WRITTEN EXERCISE - Transcribe the records exactly. Pictures do not belong in the transcription.

Extracted data entries
--- Begin ---

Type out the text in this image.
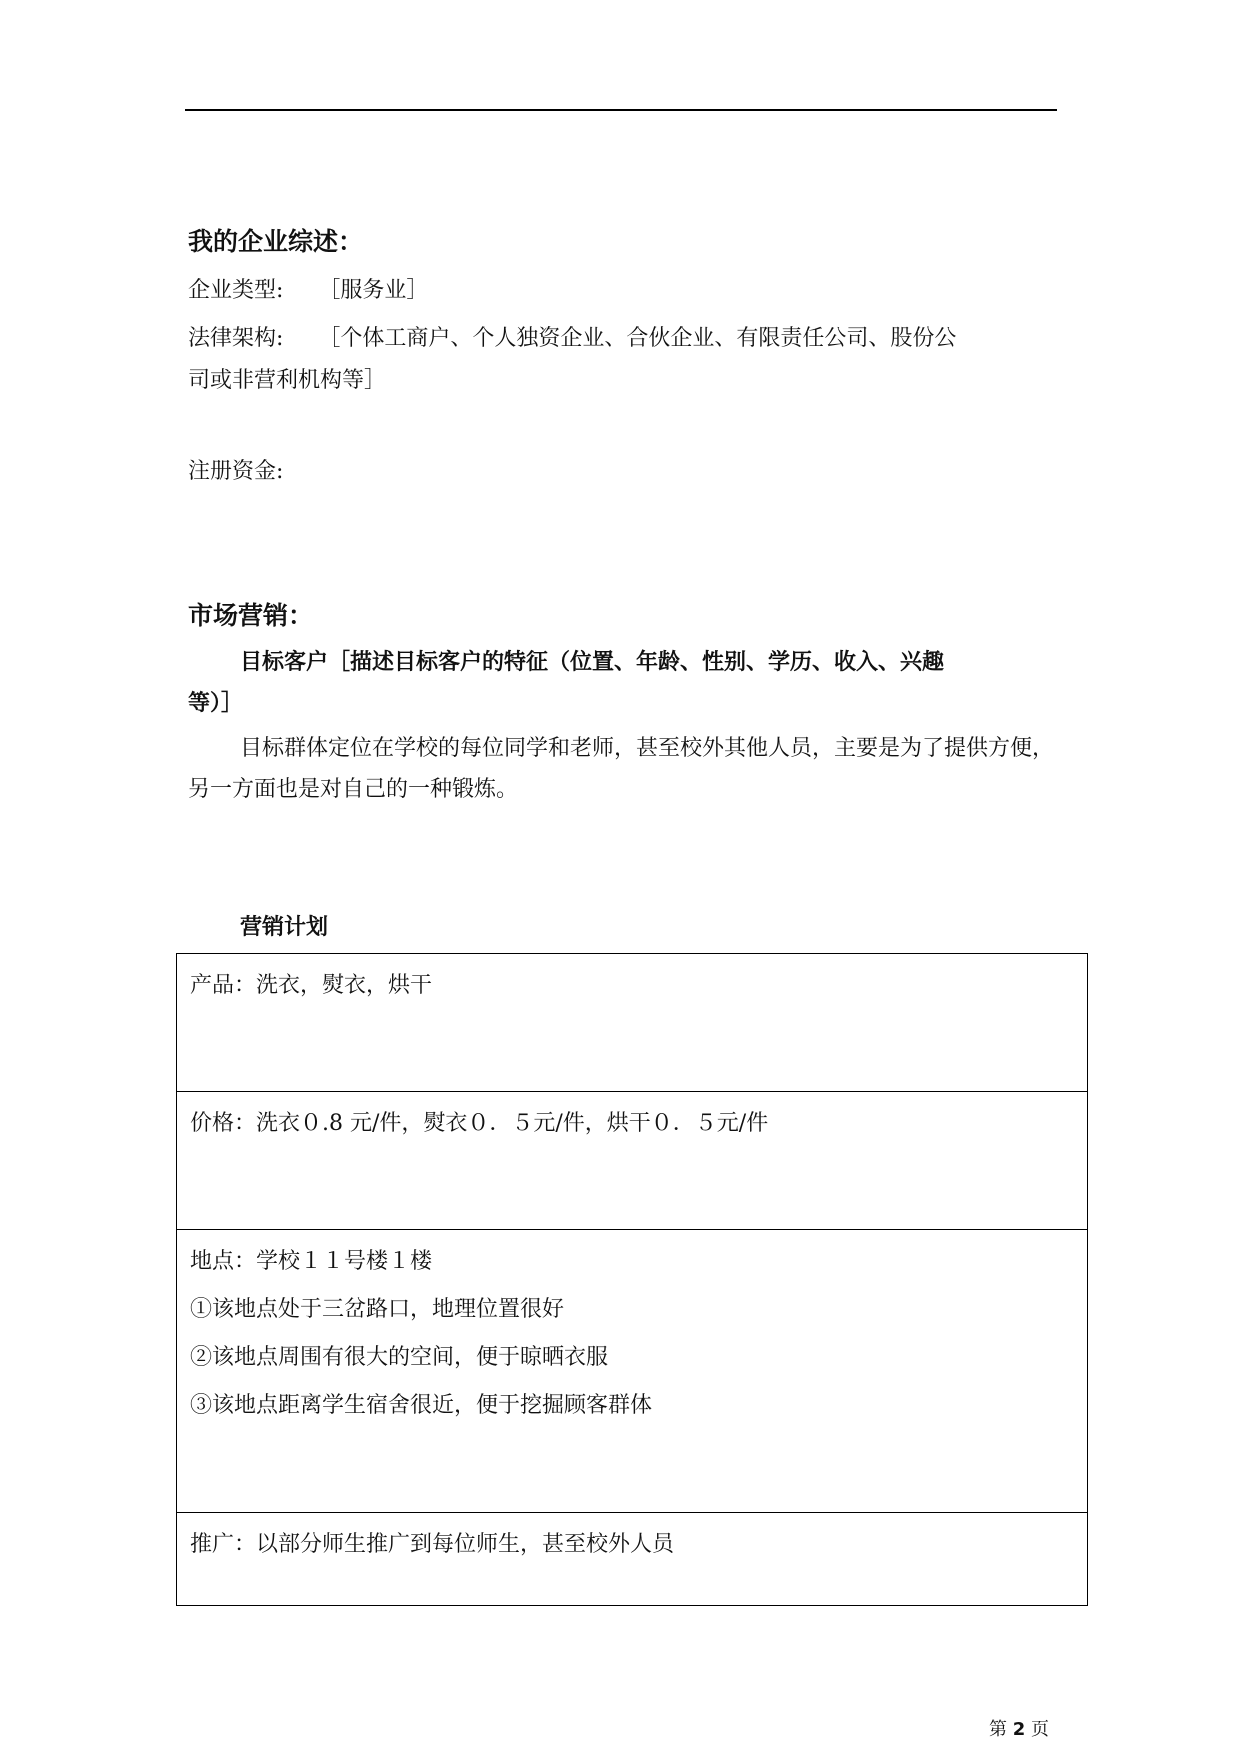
我的企业综述：
企业类型: ［服务业］
法律架构: ［个体工商户、个人独资企业、合伙企业、有限责任公司、股份公
司或非营利机构等］
注册资金:
市场营销：
目标客户［描述目标客户的特征（位置、年龄、性别、学历、收入、兴趣
等）］
目标群体定位在学校的每位同学和老师，甚至校外其他人员，主要是为了提供方便，另一方面也是对自己的一种锻炼。
营销计划
产品：洗衣，熨衣，烘干
价格：洗衣０.8 元/件，熨衣０．５元/件，烘干０．５元/件

地点：学校１１号楼１楼
①该地点处于三岔路口，地理位置很好
②该地点周围有很大的空间，便于晾晒衣服
③该地点距离学生宿舍很近，便于挖掘顾客群体

推广：以部分师生推广到每位师生，甚至校外人员
第 2 页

--- End ---

ANSWER TO THIS TASK -
Type out the text in this image.
我的企业综述：
企业类型: ［服务业］
法律架构: ［个体工商户、个人独资企业、合伙企业、有限责任公司、股份公
司或非营利机构等］
注册资金:
市场营销：
目标客户［描述目标客户的特征（位置、年龄、性别、学历、收入、兴趣
等）］
目标群体定位在学校的每位同学和老师，甚至校外其他人员，主要是为了提供方便，另一方面也是对自己的一种锻炼。
营销计划
产品：洗衣，熨衣，烘干
价格：洗衣０.8 元/件，熨衣０．５元/件，烘干０．５元/件

地点：学校１１号楼１楼
①该地点处于三岔路口，地理位置很好
②该地点周围有很大的空间，便于晾晒衣服
③该地点距离学生宿舍很近，便于挖掘顾客群体

推广：以部分师生推广到每位师生，甚至校外人员
第 2 页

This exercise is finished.